Excerpts from a figure dataset:
## Start

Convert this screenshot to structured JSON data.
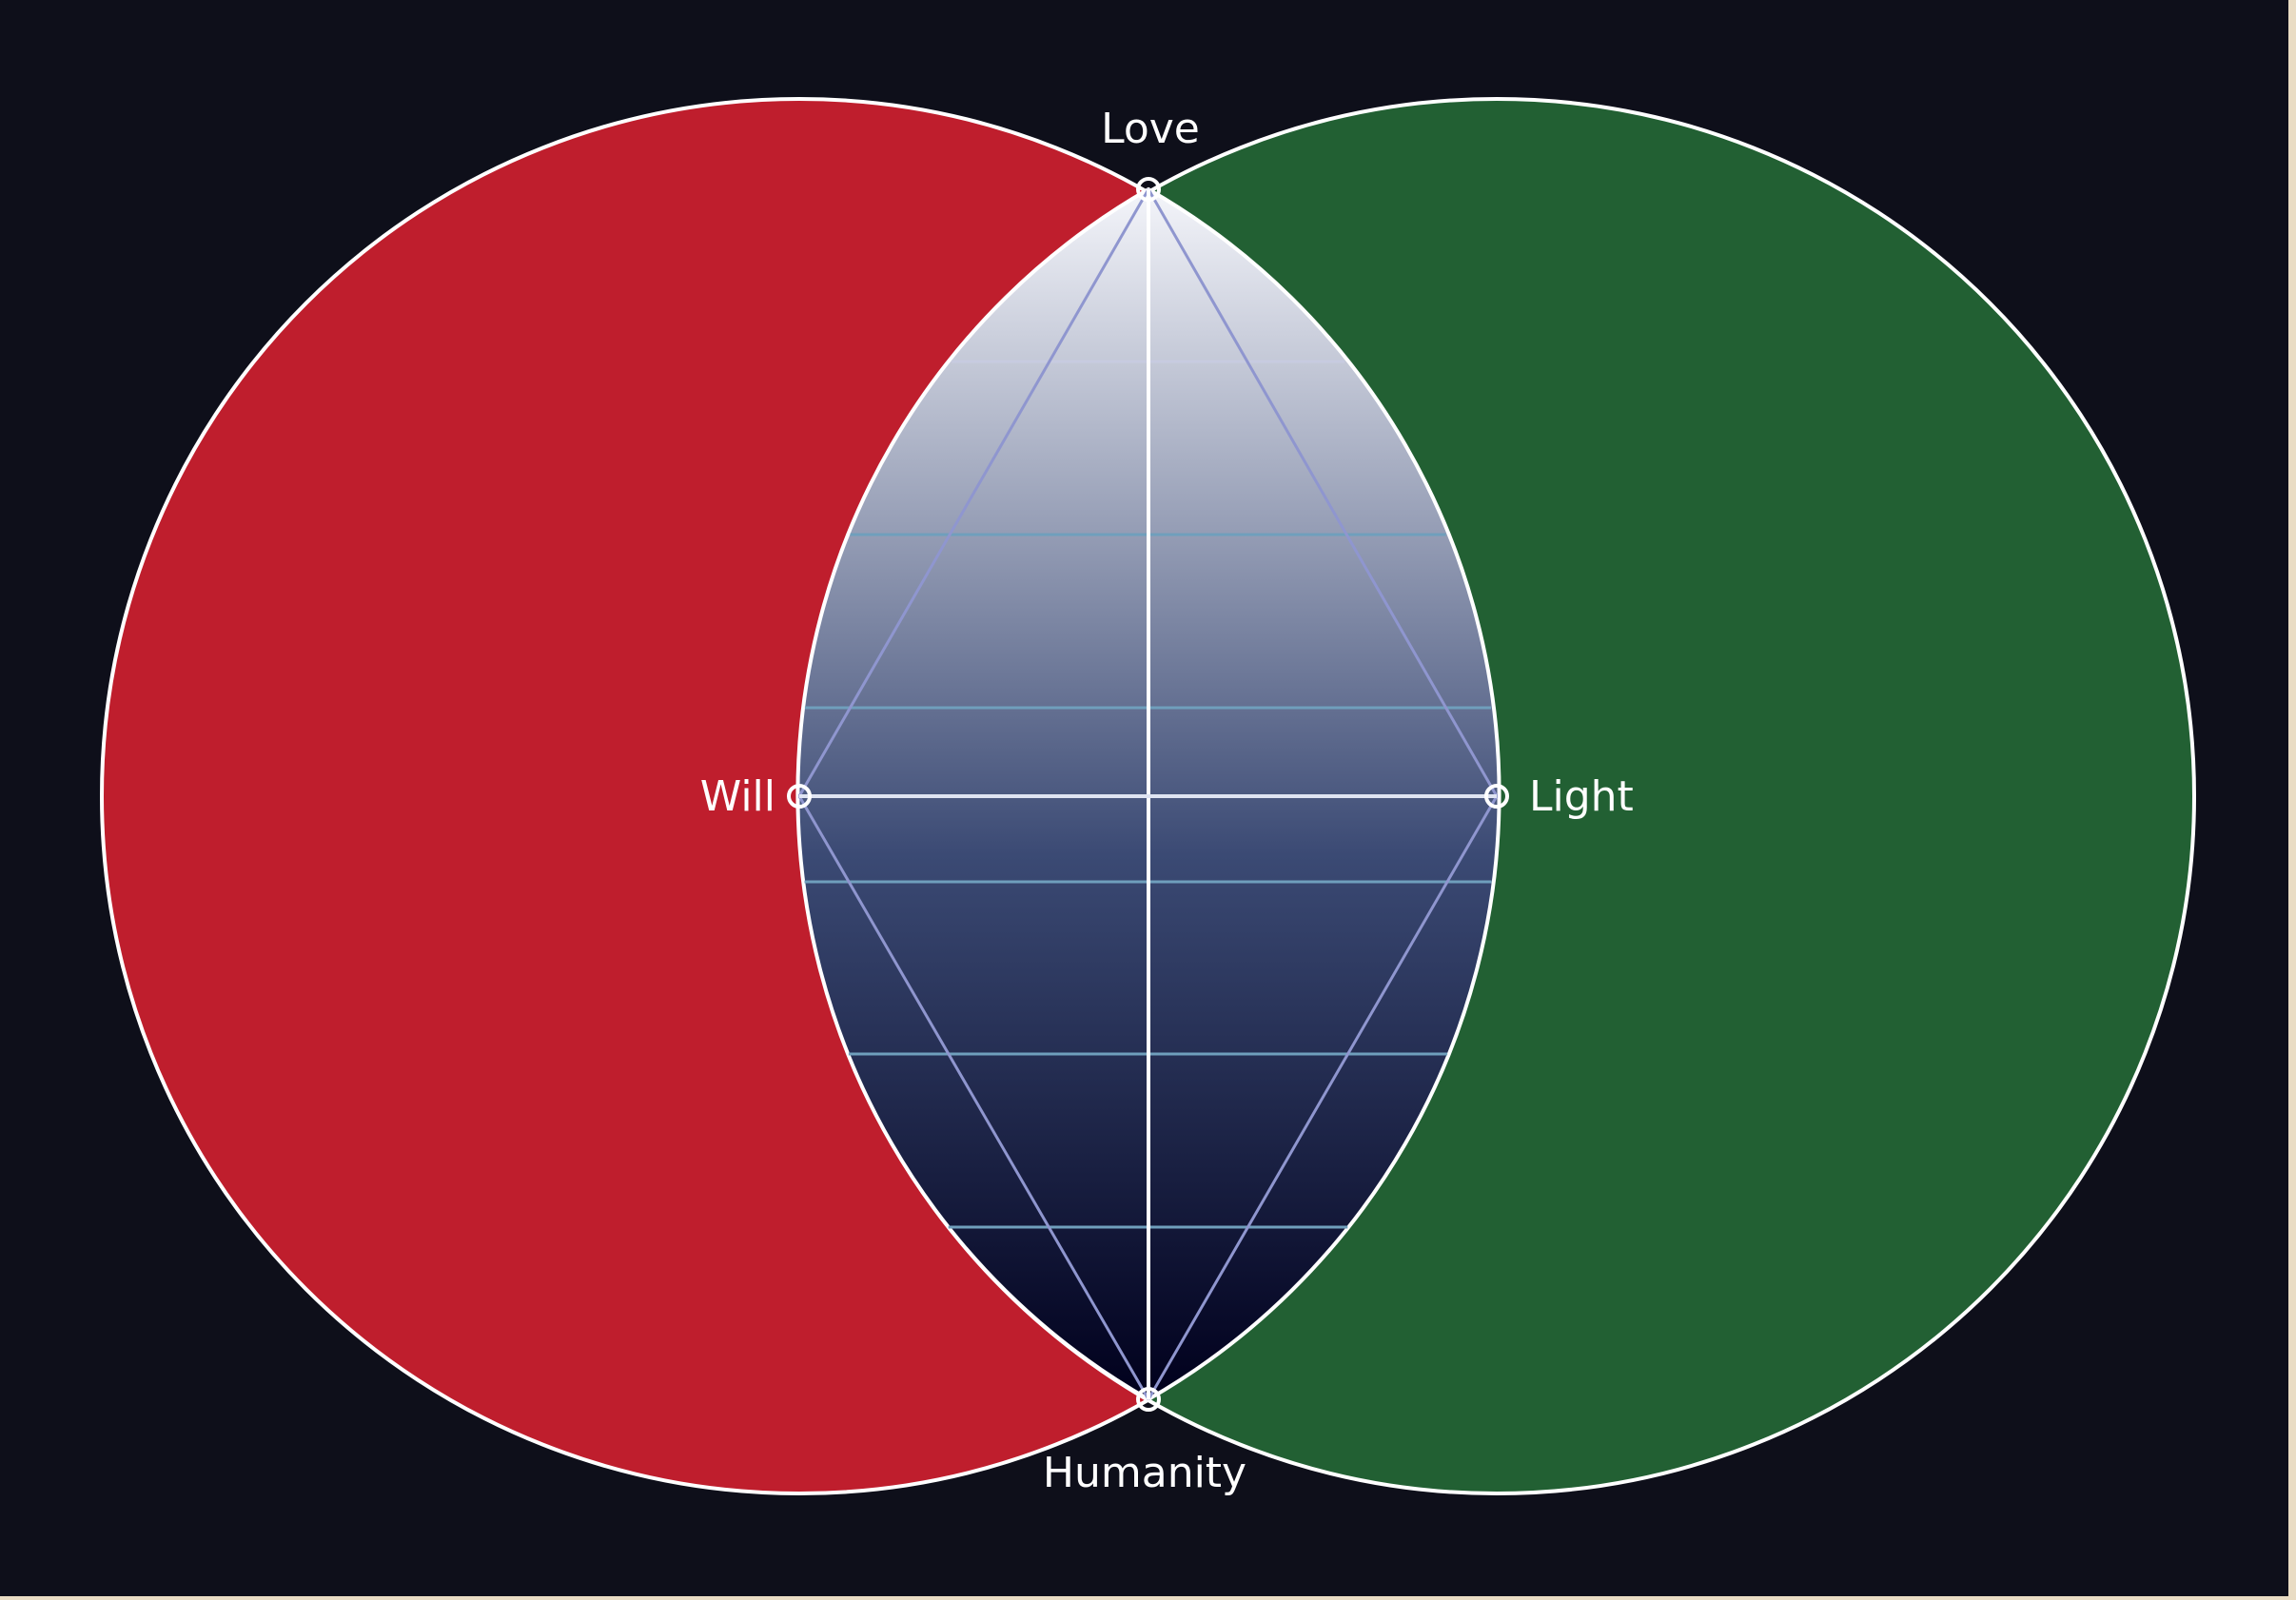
{
  "diagram": {
    "nodes": {
      "top": "Love",
      "left": "Will",
      "right": "Light",
      "bottom": "Humanity"
    },
    "colors": {
      "background": "#0e0f1a",
      "left_circle": "#bf1e2d",
      "right_circle": "#226033",
      "outline": "#ffffff",
      "gradient_top": "#f4f5fa",
      "gradient_bottom": "#00001c",
      "web_lines": "#8f96cf",
      "horizontal_lines": "#6f9fbc",
      "axis_lines": "#ffffff"
    }
  }
}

## End

Task: Without the pictures, retype the whole of the material above exactly.

Final result:
Convert this screenshot to structured JSON data.
{
  "diagram": {
    "nodes": {
      "top": "Love",
      "left": "Will",
      "right": "Light",
      "bottom": "Humanity"
    },
    "colors": {
      "background": "#0e0f1a",
      "left_circle": "#bf1e2d",
      "right_circle": "#226033",
      "outline": "#ffffff",
      "gradient_top": "#f4f5fa",
      "gradient_bottom": "#00001c",
      "web_lines": "#8f96cf",
      "horizontal_lines": "#6f9fbc",
      "axis_lines": "#ffffff"
    }
  }
}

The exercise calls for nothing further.